- DATASET -
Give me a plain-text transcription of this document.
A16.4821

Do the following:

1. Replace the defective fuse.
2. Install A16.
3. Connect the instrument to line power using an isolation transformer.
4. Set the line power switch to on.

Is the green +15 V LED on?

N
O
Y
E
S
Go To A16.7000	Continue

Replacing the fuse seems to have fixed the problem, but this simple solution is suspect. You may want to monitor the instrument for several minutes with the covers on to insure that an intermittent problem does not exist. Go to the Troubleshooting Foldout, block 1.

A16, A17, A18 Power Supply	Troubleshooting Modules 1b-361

- GIVEN TASK -
Please reproduce the entire listing, exactly as shown.

- RIGHT ANSWER -
Give me a plain-text transcription of this document.
A16.4821

Do the following:

1. Replace the defective fuse.
2. Install A16.
3. Connect the instrument to line power using an isolation transformer.
4. Set the line power switch to on.

Is the green +15 V LED on?

N
O
Y
E
S
Go To A16.7000	Continue

Replacing the fuse seems to have fixed the problem, but this simple solution is suspect. You may want to monitor the instrument for several minutes with the covers on to insure that an intermittent problem does not exist. Go to the Troubleshooting Foldout, block 1.

A16, A17, A18 Power Supply	Troubleshooting Modules 1b-361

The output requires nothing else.